* **Records from a data collection**:
[Start]

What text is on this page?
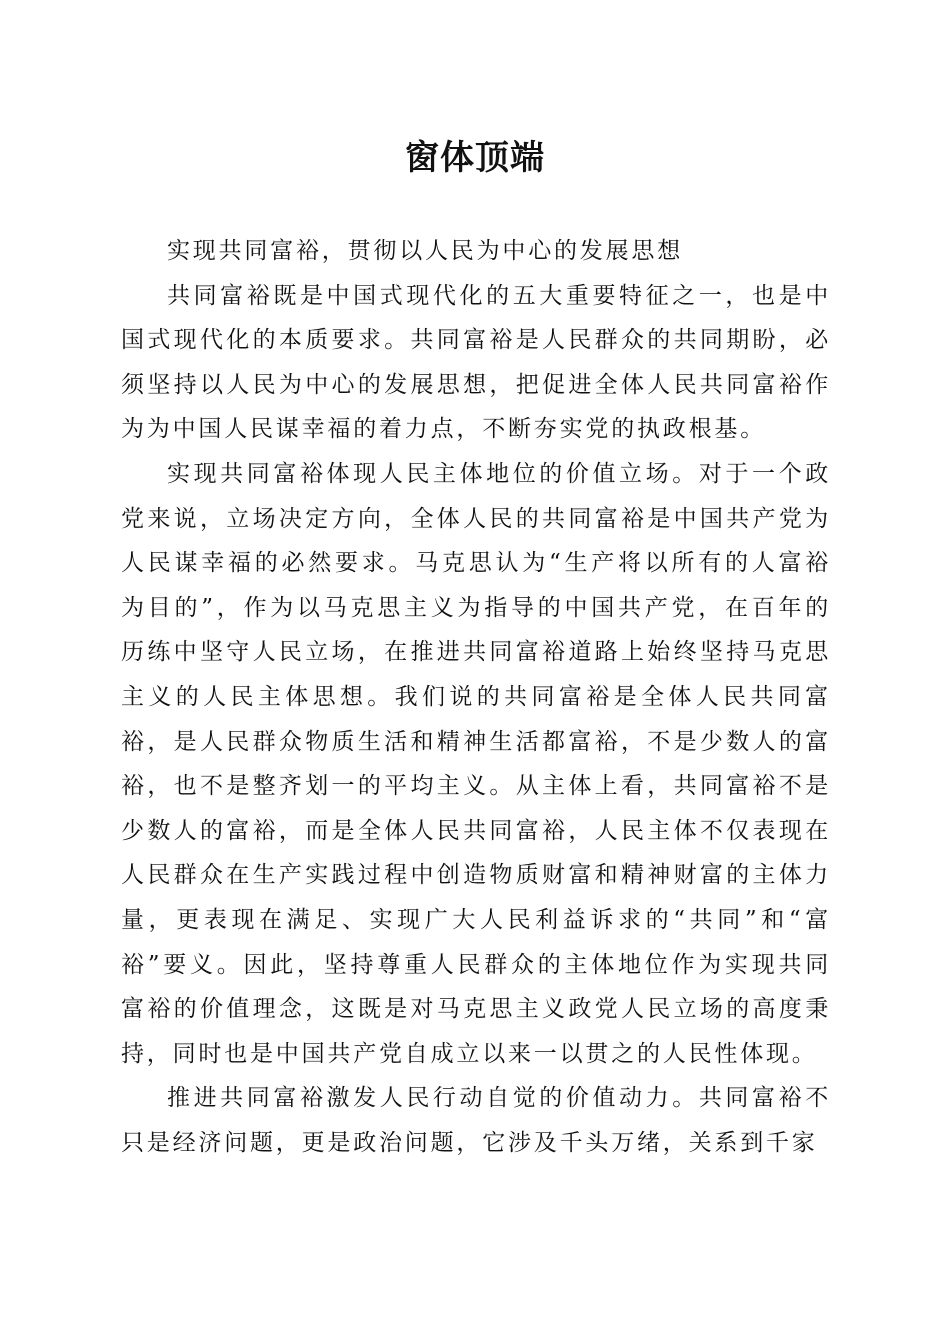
窗体顶端

实现共同富裕，贯彻以人民为中心的发展思想

共同富裕既是中国式现代化的五大重要特征之一，也是中国式现代化的本质要求。共同富裕是人民群众的共同期盼，必须坚持以人民为中心的发展思想，把促进全体人民共同富裕作为为中国人民谋幸福的着力点，不断夯实党的执政根基。

实现共同富裕体现人民主体地位的价值立场。对于一个政党来说，立场决定方向，全体人民的共同富裕是中国共产党为人民谋幸福的必然要求。马克思认为“生产将以所有的人富裕为目的”，作为以马克思主义为指导的中国共产党，在百年的历练中坚守人民立场，在推进共同富裕道路上始终坚持马克思主义的人民主体思想。我们说的共同富裕是全体人民共同富裕，是人民群众物质生活和精神生活都富裕，不是少数人的富裕，也不是整齐划一的平均主义。从主体上看，共同富裕不是少数人的富裕，而是全体人民共同富裕，人民主体不仅表现在人民群众在生产实践过程中创造物质财富和精神财富的主体力量，更表现在满足、实现广大人民利益诉求的“共同”和“富裕”要义。因此，坚持尊重人民群众的主体地位作为实现共同富裕的价值理念，这既是对马克思主义政党人民立场的高度秉持，同时也是中国共产党自成立以来一以贯之的人民性体现。

推进共同富裕激发人民行动自觉的价值动力。共同富裕不只是经济问题，更是政治问题，它涉及千头万绪，关系到千家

[End]

* **PROBLEM REQUIREMENTS**: Transcribe each entry precisely as given, leaving the pictures out.

* **SOLUTION**:
What text is on this page?
窗体顶端

实现共同富裕，贯彻以人民为中心的发展思想

共同富裕既是中国式现代化的五大重要特征之一，也是中国式现代化的本质要求。共同富裕是人民群众的共同期盼，必须坚持以人民为中心的发展思想，把促进全体人民共同富裕作为为中国人民谋幸福的着力点，不断夯实党的执政根基。

实现共同富裕体现人民主体地位的价值立场。对于一个政党来说，立场决定方向，全体人民的共同富裕是中国共产党为人民谋幸福的必然要求。马克思认为“生产将以所有的人富裕为目的”，作为以马克思主义为指导的中国共产党，在百年的历练中坚守人民立场，在推进共同富裕道路上始终坚持马克思主义的人民主体思想。我们说的共同富裕是全体人民共同富裕，是人民群众物质生活和精神生活都富裕，不是少数人的富裕，也不是整齐划一的平均主义。从主体上看，共同富裕不是少数人的富裕，而是全体人民共同富裕，人民主体不仅表现在人民群众在生产实践过程中创造物质财富和精神财富的主体力量，更表现在满足、实现广大人民利益诉求的“共同”和“富裕”要义。因此，坚持尊重人民群众的主体地位作为实现共同富裕的价值理念，这既是对马克思主义政党人民立场的高度秉持，同时也是中国共产党自成立以来一以贯之的人民性体现。

推进共同富裕激发人民行动自觉的价值动力。共同富裕不只是经济问题，更是政治问题，它涉及千头万绪，关系到千家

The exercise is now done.